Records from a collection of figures
▬▬▬▬▬▬

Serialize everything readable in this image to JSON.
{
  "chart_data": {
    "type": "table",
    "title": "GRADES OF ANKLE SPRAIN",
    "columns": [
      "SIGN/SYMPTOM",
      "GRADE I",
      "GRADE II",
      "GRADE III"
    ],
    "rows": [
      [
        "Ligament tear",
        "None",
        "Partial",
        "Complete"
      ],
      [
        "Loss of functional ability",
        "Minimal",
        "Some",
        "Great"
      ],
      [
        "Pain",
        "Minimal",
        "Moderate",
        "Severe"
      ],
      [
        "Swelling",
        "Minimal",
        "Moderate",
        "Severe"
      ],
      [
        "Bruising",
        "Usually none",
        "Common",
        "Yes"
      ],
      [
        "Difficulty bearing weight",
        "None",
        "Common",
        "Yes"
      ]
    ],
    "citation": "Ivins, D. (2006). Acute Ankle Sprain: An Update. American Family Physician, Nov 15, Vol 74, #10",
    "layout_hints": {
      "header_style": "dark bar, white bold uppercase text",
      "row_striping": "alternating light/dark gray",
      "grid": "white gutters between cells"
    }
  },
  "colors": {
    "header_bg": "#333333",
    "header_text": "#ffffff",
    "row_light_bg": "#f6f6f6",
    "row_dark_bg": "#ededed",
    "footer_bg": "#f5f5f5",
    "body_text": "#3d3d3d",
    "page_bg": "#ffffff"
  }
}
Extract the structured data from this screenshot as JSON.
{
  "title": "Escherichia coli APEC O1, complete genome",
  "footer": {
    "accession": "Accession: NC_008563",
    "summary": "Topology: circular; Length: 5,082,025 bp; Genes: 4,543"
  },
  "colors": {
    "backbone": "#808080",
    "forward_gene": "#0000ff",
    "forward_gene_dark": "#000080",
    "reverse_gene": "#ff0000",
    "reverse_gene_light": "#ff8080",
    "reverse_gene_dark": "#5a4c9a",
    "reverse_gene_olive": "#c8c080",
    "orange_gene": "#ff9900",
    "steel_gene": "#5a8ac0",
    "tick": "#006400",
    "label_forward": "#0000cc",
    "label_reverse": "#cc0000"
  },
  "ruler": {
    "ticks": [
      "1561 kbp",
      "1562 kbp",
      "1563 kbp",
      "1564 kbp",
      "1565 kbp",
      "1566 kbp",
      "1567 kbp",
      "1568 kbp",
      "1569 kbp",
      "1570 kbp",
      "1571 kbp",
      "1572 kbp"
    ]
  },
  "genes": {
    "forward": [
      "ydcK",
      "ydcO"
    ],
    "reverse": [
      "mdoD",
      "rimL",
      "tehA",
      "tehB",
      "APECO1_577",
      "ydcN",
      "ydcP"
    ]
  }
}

▬▬▬▬▬▬

WHAT YOU ARE ASKED TO DO
All of the entries above should be written out verbatim.

RESPONSE
Serialize everything readable in this image to JSON.
{
  "chart_data": {
    "type": "table",
    "title": "GRADES OF ANKLE SPRAIN",
    "columns": [
      "SIGN/SYMPTOM",
      "GRADE I",
      "GRADE II",
      "GRADE III"
    ],
    "rows": [
      [
        "Ligament tear",
        "None",
        "Partial",
        "Complete"
      ],
      [
        "Loss of functional ability",
        "Minimal",
        "Some",
        "Great"
      ],
      [
        "Pain",
        "Minimal",
        "Moderate",
        "Severe"
      ],
      [
        "Swelling",
        "Minimal",
        "Moderate",
        "Severe"
      ],
      [
        "Bruising",
        "Usually none",
        "Common",
        "Yes"
      ],
      [
        "Difficulty bearing weight",
        "None",
        "Common",
        "Yes"
      ]
    ],
    "citation": "Ivins, D. (2006). Acute Ankle Sprain: An Update. American Family Physician, Nov 15, Vol 74, #10",
    "layout_hints": {
      "header_style": "dark bar, white bold uppercase text",
      "row_striping": "alternating light/dark gray",
      "grid": "white gutters between cells"
    }
  },
  "colors": {
    "header_bg": "#333333",
    "header_text": "#ffffff",
    "row_light_bg": "#f6f6f6",
    "row_dark_bg": "#ededed",
    "footer_bg": "#f5f5f5",
    "body_text": "#3d3d3d",
    "page_bg": "#ffffff"
  }
}
Extract the structured data from this screenshot as JSON.
{
  "title": "Escherichia coli APEC O1, complete genome",
  "footer": {
    "accession": "Accession: NC_008563",
    "summary": "Topology: circular; Length: 5,082,025 bp; Genes: 4,543"
  },
  "colors": {
    "backbone": "#808080",
    "forward_gene": "#0000ff",
    "forward_gene_dark": "#000080",
    "reverse_gene": "#ff0000",
    "reverse_gene_light": "#ff8080",
    "reverse_gene_dark": "#5a4c9a",
    "reverse_gene_olive": "#c8c080",
    "orange_gene": "#ff9900",
    "steel_gene": "#5a8ac0",
    "tick": "#006400",
    "label_forward": "#0000cc",
    "label_reverse": "#cc0000"
  },
  "ruler": {
    "ticks": [
      "1561 kbp",
      "1562 kbp",
      "1563 kbp",
      "1564 kbp",
      "1565 kbp",
      "1566 kbp",
      "1567 kbp",
      "1568 kbp",
      "1569 kbp",
      "1570 kbp",
      "1571 kbp",
      "1572 kbp"
    ]
  },
  "genes": {
    "forward": [
      "ydcK",
      "ydcO"
    ],
    "reverse": [
      "mdoD",
      "rimL",
      "tehA",
      "tehB",
      "APECO1_577",
      "ydcN",
      "ydcP"
    ]
  }
}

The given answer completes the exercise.